Tally the lines in the listing below that contain "JSON" and report the tally alone.

(Dataset rows)
━━━━━━━━

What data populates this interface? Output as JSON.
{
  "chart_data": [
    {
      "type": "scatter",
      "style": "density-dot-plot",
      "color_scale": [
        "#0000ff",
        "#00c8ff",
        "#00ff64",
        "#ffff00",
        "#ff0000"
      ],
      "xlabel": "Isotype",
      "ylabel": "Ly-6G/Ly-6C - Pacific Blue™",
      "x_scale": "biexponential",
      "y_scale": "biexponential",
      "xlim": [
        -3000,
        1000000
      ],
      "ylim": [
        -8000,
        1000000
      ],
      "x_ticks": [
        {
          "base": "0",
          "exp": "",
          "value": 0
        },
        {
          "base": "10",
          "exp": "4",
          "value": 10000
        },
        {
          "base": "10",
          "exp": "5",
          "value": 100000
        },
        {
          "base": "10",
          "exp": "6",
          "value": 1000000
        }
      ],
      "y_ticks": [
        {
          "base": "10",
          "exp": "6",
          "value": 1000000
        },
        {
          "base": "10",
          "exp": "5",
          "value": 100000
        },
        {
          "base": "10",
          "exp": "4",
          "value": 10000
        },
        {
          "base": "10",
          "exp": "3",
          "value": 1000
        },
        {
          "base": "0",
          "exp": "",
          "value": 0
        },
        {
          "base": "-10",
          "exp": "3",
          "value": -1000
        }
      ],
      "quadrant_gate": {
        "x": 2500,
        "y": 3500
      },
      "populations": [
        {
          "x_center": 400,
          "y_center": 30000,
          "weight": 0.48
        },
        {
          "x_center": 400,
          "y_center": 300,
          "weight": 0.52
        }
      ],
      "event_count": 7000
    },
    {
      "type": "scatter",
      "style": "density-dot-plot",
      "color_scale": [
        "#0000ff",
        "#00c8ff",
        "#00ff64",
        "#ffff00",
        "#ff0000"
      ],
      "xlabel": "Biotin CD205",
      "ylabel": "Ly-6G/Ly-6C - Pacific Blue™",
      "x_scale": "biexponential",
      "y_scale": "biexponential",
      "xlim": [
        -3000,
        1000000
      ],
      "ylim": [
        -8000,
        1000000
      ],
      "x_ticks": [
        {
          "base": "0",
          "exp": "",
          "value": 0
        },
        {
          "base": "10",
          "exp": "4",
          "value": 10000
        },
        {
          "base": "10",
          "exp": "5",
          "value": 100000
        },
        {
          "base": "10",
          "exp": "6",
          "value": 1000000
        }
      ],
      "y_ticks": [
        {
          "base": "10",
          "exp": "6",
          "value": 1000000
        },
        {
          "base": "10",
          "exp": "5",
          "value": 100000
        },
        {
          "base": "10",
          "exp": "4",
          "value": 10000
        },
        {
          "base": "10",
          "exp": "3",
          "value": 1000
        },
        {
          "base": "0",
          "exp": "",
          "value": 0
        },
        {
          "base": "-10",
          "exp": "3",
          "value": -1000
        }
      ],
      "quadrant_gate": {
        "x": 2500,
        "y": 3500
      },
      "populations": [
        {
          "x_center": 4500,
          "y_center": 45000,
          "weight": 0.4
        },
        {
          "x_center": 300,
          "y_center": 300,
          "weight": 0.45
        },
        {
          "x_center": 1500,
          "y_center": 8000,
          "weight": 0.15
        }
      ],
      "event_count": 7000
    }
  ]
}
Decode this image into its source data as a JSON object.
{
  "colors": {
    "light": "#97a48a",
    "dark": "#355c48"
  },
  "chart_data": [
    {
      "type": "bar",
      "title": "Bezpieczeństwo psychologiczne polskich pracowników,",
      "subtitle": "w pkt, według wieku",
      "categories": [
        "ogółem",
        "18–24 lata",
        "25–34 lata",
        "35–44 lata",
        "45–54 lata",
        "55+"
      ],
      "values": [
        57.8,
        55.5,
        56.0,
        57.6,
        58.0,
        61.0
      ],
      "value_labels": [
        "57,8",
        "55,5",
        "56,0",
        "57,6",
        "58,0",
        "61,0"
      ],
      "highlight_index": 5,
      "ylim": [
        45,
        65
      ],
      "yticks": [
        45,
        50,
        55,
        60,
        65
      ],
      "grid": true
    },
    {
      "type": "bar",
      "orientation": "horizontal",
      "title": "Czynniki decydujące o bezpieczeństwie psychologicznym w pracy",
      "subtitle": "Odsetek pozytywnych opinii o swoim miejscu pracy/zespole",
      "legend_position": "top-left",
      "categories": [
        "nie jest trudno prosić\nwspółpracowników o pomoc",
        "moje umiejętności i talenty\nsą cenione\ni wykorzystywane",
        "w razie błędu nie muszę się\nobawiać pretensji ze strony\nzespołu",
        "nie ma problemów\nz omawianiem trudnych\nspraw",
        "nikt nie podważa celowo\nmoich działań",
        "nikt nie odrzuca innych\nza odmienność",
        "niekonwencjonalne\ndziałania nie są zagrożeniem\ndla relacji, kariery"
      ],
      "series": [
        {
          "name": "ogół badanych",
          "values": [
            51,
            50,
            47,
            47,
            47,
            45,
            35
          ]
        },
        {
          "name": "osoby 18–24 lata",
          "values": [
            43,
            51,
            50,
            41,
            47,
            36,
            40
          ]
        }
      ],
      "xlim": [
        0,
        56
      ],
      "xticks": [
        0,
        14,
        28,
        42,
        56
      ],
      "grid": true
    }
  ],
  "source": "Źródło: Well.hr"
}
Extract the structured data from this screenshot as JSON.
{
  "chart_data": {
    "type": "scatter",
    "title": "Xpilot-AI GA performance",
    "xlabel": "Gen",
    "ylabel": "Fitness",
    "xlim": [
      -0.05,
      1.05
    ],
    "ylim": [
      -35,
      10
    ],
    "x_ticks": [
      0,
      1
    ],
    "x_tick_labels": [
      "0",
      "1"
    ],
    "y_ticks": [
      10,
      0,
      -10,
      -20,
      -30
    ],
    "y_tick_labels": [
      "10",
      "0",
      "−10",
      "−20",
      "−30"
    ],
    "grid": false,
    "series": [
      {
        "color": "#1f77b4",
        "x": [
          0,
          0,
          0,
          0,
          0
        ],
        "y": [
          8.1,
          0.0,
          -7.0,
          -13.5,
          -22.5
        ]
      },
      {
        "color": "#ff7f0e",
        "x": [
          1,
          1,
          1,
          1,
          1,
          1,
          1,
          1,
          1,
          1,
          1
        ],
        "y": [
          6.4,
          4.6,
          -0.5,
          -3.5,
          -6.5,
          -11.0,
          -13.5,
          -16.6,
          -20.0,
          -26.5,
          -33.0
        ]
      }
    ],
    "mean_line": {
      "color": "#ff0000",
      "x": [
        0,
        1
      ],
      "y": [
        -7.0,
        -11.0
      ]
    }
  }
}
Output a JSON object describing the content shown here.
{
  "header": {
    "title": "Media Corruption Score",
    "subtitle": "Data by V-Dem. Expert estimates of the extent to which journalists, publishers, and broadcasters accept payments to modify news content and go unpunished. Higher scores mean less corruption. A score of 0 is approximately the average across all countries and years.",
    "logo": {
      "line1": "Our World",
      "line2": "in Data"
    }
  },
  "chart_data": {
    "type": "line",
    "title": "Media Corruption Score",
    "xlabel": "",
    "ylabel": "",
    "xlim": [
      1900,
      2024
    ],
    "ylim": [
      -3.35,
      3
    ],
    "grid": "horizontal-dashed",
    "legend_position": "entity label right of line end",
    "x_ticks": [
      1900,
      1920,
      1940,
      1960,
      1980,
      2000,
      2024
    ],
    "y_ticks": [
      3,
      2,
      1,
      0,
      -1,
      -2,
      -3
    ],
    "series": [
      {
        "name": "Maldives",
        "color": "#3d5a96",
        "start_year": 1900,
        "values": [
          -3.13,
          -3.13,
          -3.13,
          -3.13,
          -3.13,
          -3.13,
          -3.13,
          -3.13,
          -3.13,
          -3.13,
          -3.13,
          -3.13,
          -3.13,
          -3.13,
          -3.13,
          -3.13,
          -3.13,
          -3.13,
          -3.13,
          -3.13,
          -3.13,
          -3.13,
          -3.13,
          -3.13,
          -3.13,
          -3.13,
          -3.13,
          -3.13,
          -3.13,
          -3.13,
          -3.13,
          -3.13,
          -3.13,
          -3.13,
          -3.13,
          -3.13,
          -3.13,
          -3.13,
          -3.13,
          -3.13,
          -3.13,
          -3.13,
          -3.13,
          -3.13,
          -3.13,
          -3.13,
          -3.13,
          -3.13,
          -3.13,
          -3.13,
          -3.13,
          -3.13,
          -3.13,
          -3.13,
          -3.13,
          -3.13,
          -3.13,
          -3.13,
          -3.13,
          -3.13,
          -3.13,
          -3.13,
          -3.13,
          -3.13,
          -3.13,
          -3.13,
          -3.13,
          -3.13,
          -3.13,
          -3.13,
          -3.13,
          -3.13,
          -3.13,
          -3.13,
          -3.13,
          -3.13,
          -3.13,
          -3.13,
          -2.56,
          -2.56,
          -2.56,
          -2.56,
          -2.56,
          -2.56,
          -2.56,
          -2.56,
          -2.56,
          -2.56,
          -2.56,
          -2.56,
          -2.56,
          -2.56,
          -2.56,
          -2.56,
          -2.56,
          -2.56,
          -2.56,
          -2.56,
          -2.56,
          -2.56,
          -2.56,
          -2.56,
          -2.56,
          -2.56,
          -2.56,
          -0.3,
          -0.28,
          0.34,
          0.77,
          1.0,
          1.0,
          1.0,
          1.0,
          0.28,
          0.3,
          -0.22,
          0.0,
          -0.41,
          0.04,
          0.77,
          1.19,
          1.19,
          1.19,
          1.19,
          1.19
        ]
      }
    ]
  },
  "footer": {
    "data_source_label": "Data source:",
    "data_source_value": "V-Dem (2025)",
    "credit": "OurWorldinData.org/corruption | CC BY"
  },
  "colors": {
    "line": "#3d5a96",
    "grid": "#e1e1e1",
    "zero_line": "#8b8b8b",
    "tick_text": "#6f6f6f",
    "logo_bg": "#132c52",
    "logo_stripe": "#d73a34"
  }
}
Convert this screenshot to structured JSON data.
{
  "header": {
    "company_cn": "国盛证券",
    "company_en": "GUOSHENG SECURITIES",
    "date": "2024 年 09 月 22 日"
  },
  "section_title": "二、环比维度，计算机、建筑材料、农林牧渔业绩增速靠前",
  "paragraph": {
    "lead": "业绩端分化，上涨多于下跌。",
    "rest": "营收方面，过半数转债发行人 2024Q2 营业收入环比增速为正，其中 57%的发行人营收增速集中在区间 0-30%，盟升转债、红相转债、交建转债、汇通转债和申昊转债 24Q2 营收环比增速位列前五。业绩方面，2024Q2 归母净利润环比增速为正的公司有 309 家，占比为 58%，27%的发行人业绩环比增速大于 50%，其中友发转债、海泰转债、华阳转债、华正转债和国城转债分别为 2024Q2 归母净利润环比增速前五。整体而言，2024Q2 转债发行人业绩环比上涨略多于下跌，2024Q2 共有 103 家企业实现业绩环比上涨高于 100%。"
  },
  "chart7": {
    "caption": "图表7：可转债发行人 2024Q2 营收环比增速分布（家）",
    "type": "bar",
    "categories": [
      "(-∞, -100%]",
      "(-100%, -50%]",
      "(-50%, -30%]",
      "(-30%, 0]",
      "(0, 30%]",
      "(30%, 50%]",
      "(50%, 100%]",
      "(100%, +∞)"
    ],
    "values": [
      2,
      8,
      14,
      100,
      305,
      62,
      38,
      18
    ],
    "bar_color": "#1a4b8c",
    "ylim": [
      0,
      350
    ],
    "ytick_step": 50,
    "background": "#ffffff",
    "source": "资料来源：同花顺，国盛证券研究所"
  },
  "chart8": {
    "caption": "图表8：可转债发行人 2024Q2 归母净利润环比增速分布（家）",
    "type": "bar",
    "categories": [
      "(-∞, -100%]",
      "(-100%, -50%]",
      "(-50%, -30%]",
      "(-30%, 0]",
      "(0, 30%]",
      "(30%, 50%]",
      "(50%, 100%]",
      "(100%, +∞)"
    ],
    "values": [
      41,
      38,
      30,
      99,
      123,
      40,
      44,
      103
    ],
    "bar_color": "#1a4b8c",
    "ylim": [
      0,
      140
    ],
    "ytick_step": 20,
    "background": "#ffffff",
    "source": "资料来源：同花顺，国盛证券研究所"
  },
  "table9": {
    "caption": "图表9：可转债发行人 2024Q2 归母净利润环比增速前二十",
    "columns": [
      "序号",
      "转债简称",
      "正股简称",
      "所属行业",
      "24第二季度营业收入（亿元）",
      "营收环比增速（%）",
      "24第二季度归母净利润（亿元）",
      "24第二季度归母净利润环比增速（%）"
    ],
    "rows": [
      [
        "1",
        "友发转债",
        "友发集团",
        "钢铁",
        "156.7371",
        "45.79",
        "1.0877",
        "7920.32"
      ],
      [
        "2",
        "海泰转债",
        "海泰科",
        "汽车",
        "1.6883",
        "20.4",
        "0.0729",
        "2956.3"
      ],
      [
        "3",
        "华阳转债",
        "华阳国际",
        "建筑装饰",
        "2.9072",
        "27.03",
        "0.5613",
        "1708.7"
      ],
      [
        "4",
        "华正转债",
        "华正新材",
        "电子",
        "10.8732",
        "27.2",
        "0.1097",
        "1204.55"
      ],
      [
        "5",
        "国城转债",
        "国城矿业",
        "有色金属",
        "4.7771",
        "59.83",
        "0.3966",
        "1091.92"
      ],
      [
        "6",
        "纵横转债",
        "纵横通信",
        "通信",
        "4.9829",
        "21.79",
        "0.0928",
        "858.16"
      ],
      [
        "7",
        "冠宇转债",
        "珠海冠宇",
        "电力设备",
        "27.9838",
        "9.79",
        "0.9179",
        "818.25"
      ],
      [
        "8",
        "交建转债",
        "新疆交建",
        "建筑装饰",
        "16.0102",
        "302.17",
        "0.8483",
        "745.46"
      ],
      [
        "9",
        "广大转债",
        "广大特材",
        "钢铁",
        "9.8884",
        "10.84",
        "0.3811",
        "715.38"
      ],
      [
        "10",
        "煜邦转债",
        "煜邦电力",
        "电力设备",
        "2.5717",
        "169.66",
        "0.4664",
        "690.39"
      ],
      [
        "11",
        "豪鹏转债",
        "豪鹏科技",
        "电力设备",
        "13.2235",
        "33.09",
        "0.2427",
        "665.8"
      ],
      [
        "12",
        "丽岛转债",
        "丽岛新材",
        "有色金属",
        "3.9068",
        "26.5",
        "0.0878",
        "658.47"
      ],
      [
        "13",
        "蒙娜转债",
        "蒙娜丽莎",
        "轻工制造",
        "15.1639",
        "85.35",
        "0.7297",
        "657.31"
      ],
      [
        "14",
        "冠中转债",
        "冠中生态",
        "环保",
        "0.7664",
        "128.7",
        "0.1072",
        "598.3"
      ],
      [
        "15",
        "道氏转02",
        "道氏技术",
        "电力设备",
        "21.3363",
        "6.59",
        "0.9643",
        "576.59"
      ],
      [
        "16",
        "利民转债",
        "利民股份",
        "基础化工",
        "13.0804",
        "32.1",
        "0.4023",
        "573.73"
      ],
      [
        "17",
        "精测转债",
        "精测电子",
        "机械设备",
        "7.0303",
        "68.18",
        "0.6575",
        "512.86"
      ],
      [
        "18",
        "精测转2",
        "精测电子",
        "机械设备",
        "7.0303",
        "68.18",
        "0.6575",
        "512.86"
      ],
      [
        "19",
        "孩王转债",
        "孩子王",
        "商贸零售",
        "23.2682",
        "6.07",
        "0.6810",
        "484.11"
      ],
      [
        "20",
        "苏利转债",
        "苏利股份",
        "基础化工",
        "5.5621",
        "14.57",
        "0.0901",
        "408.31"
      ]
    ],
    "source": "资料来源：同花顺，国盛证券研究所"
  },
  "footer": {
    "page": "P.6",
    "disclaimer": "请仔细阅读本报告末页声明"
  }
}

━━━━━━━━

### EXERCISE RESULT:
5